§ YOUR TASK
Exact copy, no pictures: restate each entry below word for word.

§ Extracted records
--------------------------------
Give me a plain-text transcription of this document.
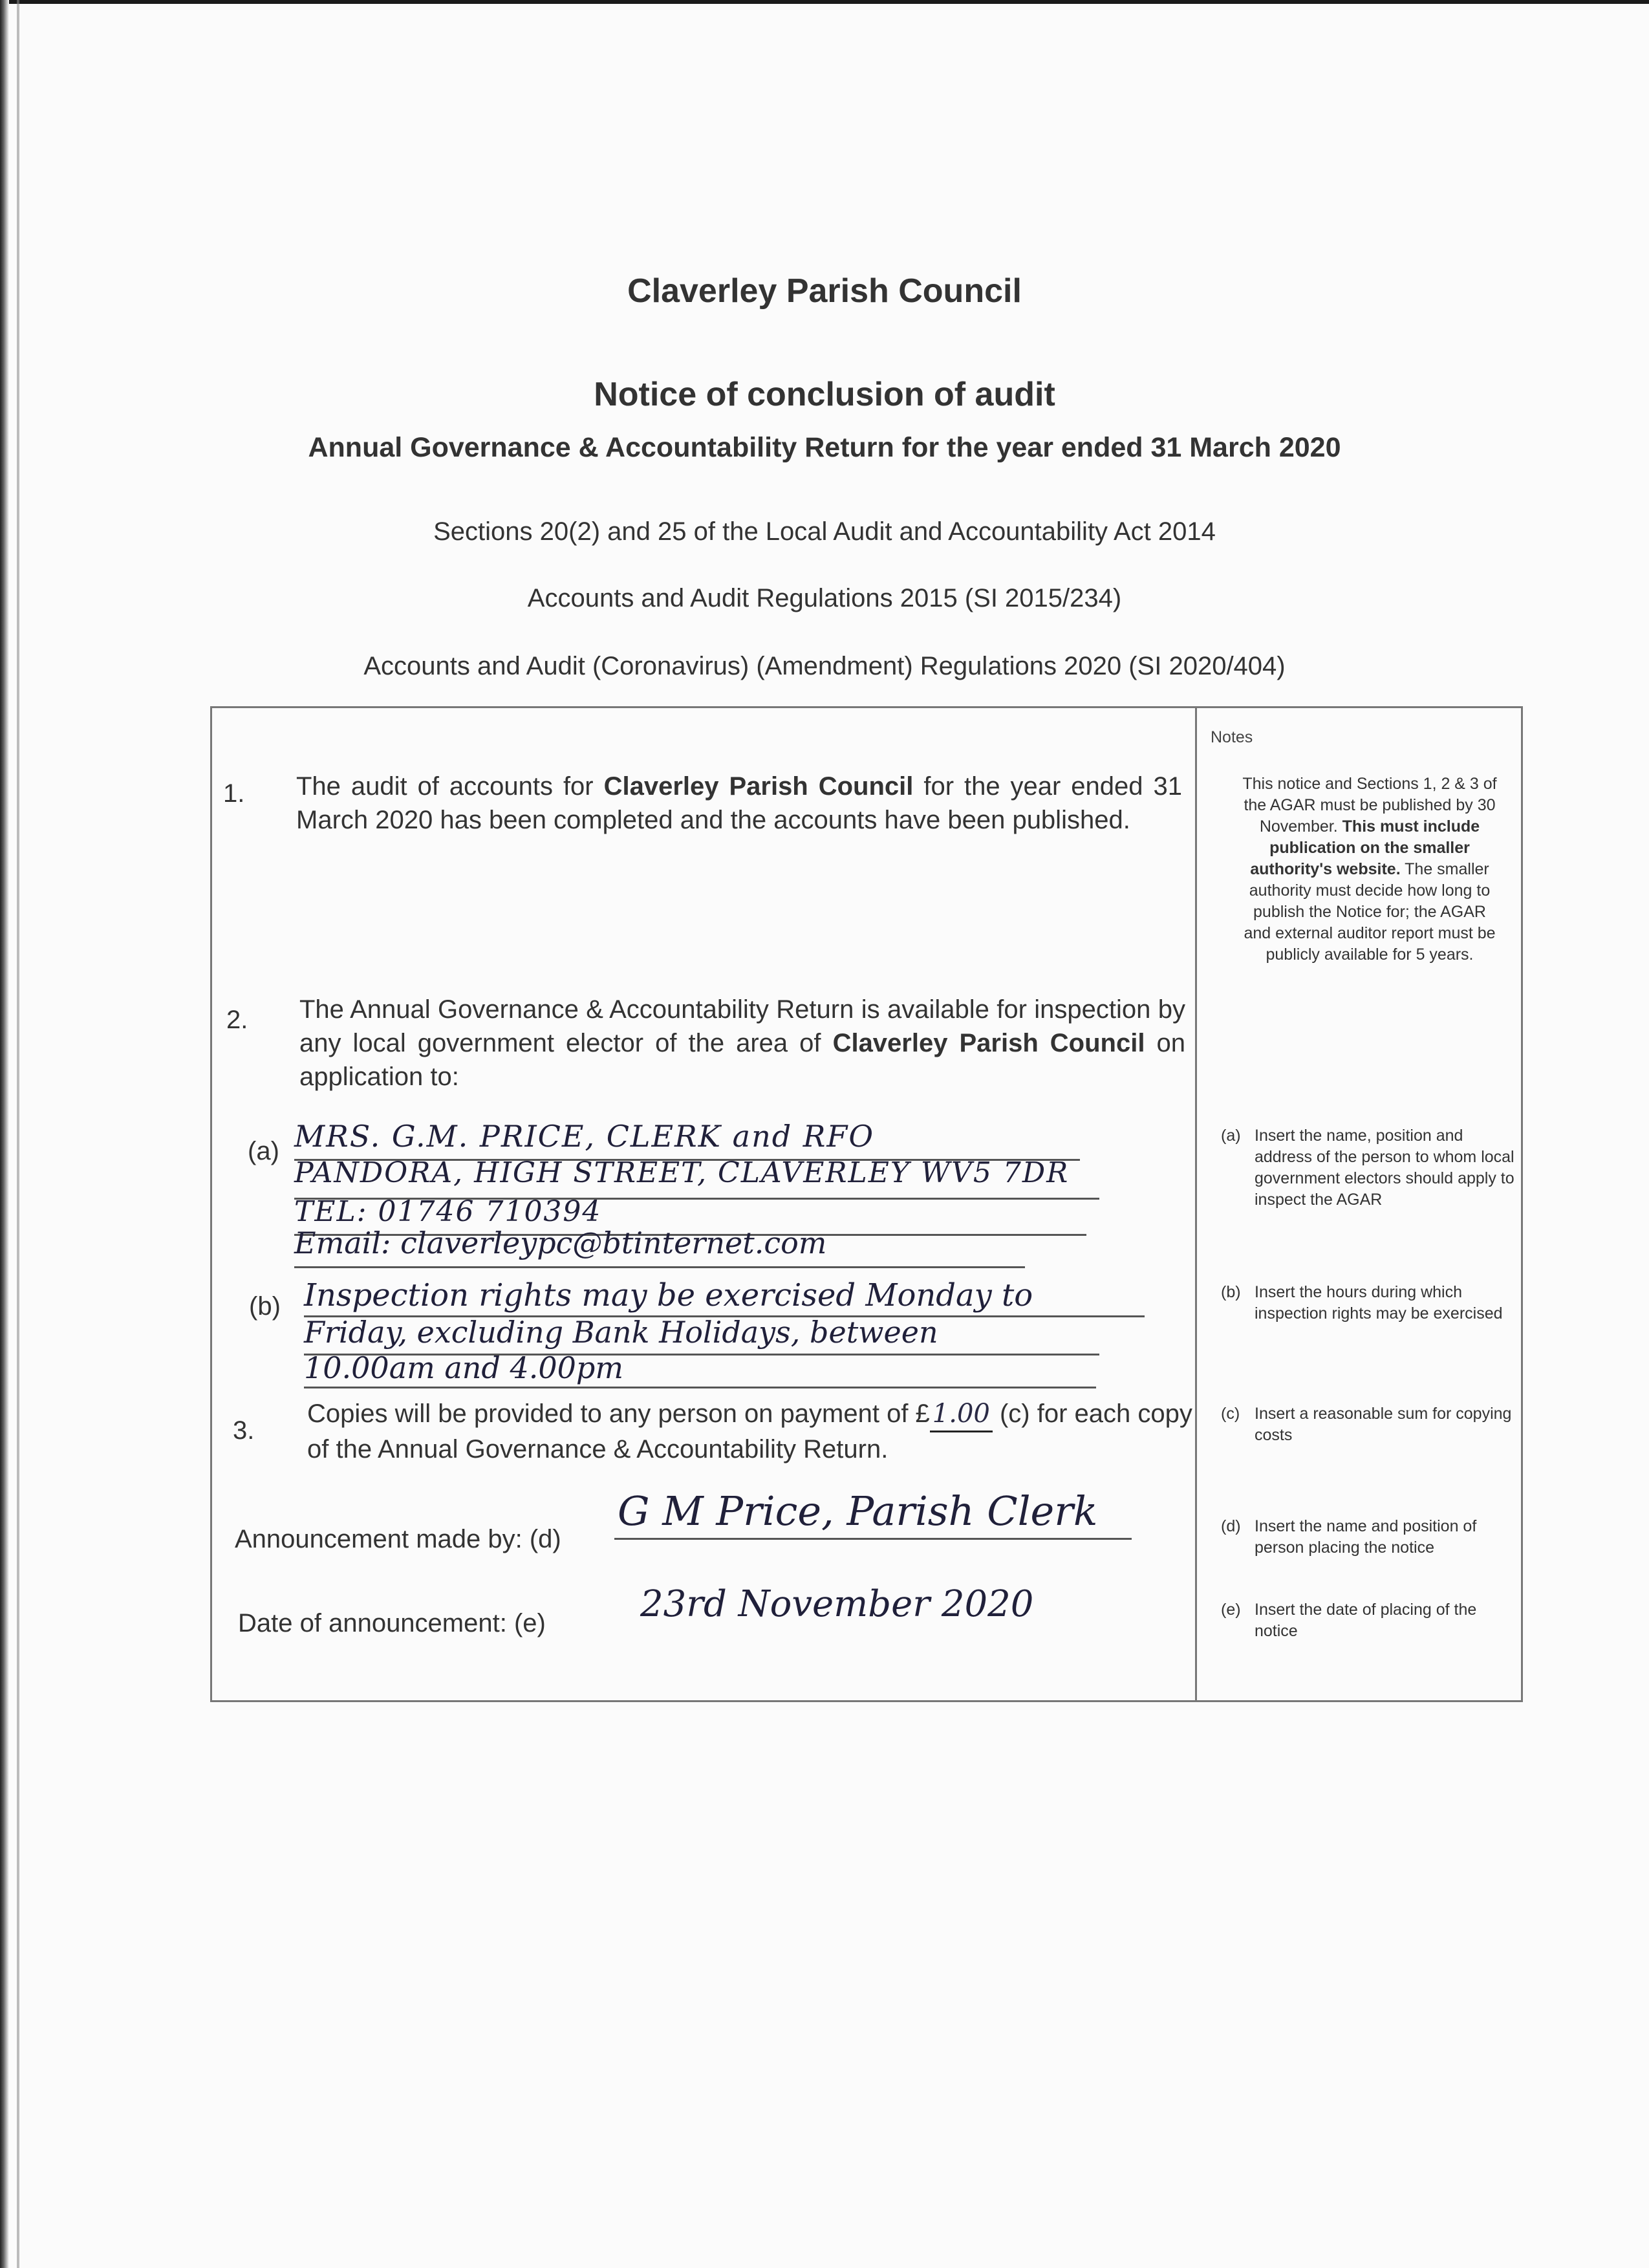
Claverley Parish Council
Notice of conclusion of audit
Annual Governance & Accountability Return for the year ended 31 March 2020
Sections 20(2) and 25 of the Local Audit and Accountability Act 2014
Accounts and Audit Regulations 2015 (SI 2015/234)
Accounts and Audit (Coronavirus) (Amendment) Regulations 2020 (SI 2020/404)
Notes
This notice and Sections 1, 2 & 3 of the AGAR must be published by 30 November. This must include publication on the smaller authority's website. The smaller authority must decide how long to publish the Notice for; the AGAR and external auditor report must be publicly available for 5 years.
(a) Insert the name, position and address of the person to whom local government electors should apply to inspect the AGAR
(b) Insert the hours during which inspection rights may be exercised
(c) Insert a reasonable sum for copying costs
(d) Insert the name and position of person placing the notice
(e) Insert the date of placing of the notice
1. The audit of accounts for Claverley Parish Council for the year ended 31 March 2020 has been completed and the accounts have been published.
2. The Annual Governance & Accountability Return is available for inspection by any local government elector of the area of Claverley Parish Council on application to:
(a) MRS. G.M. PRICE, CLERK and RFO
PANDORA, HIGH STREET, CLAVERLEY WV5 7DR
TEL: 01746 710394
Email: claverleypc@btinternet.com
(b) Inspection rights may be exercised Monday to
Friday, excluding Bank Holidays, between
10.00am and 4.00pm
3.
Copies will be provided to any person on payment of £ 1.00 (c) for each copy of the Annual Governance & Accountability Return.
Announcement made by: (d)
G M Price, Parish Clerk
Date of announcement: (e)	23rd November 2020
--------------------------------
§ RESULT OF THIS EXERCISE
Give me a plain-text transcription of this document.
Claverley Parish Council
Notice of conclusion of audit
Annual Governance & Accountability Return for the year ended 31 March 2020
Sections 20(2) and 25 of the Local Audit and Accountability Act 2014
Accounts and Audit Regulations 2015 (SI 2015/234)
Accounts and Audit (Coronavirus) (Amendment) Regulations 2020 (SI 2020/404)
Notes
This notice and Sections 1, 2 & 3 of the AGAR must be published by 30 November. This must include publication on the smaller authority's website. The smaller authority must decide how long to publish the Notice for; the AGAR and external auditor report must be publicly available for 5 years.
(a) Insert the name, position and address of the person to whom local government electors should apply to inspect the AGAR
(b) Insert the hours during which inspection rights may be exercised
(c) Insert a reasonable sum for copying costs
(d) Insert the name and position of person placing the notice
(e) Insert the date of placing of the notice
1. The audit of accounts for Claverley Parish Council for the year ended 31 March 2020 has been completed and the accounts have been published.
2. The Annual Governance & Accountability Return is available for inspection by any local government elector of the area of Claverley Parish Council on application to:
(a) MRS. G.M. PRICE, CLERK and RFO
PANDORA, HIGH STREET, CLAVERLEY WV5 7DR
TEL: 01746 710394
Email: claverleypc@btinternet.com
(b) Inspection rights may be exercised Monday to
Friday, excluding Bank Holidays, between
10.00am and 4.00pm
3.
Copies will be provided to any person on payment of £ 1.00 (c) for each copy of the Annual Governance & Accountability Return.
Announcement made by: (d)
G M Price, Parish Clerk
Date of announcement: (e)	23rd November 2020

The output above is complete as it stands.